─── Provided entries
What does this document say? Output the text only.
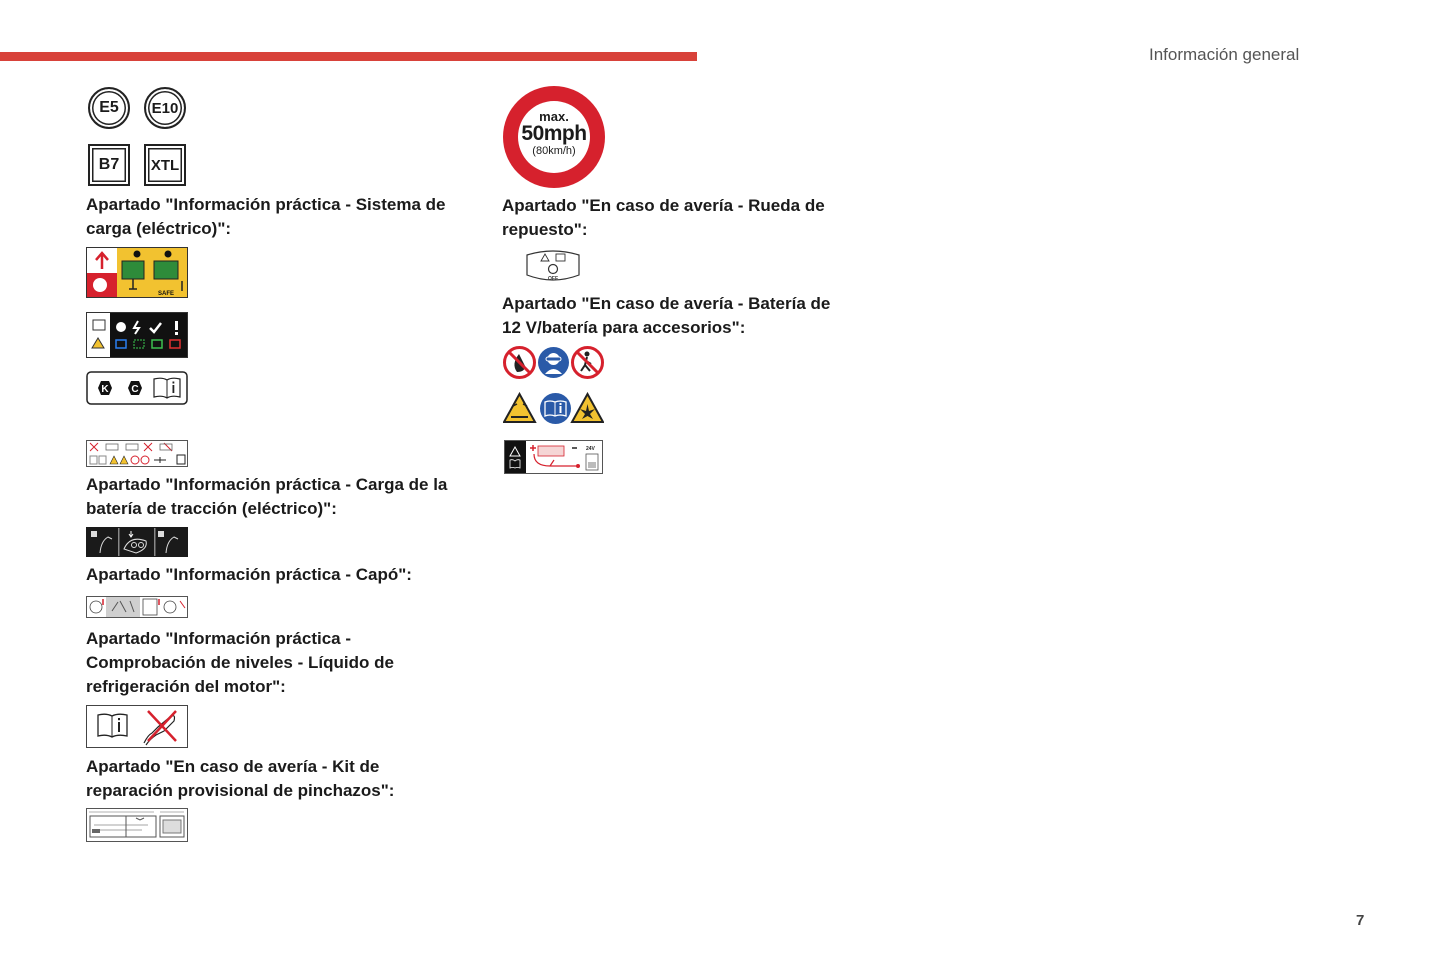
Información general
E5	E10
B7	XTL
Apartado "Información práctica - Sistema de
carga (eléctrico)":
SAFE
K C
Apartado "Información práctica - Carga de la
batería de tracción (eléctrico)":
Apartado "Información práctica - Capó":
Apartado "Información práctica -
Comprobación de niveles - Líquido de
refrigeración del motor":
Apartado "En caso de avería - Kit de
reparación provisional de pinchazos":
max.
50mph
(80km/h)
Apartado "En caso de avería - Rueda de
repuesto":
OFF
Apartado "En caso de avería - Batería de
12 V/batería para accesorios":
24V
7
──────
— Your instructions —
Drop the images and quote the entries word for word.

— Written answer —
What does this document say? Output the text only.
Información general
E5	E10
B7	XTL
Apartado "Información práctica - Sistema de
carga (eléctrico)":
SAFE
K C
Apartado "Información práctica - Carga de la
batería de tracción (eléctrico)":
Apartado "Información práctica - Capó":
Apartado "Información práctica -
Comprobación de niveles - Líquido de
refrigeración del motor":
Apartado "En caso de avería - Kit de
reparación provisional de pinchazos":
max.
50mph
(80km/h)
Apartado "En caso de avería - Rueda de
repuesto":
OFF
Apartado "En caso de avería - Batería de
12 V/batería para accesorios":
24V
7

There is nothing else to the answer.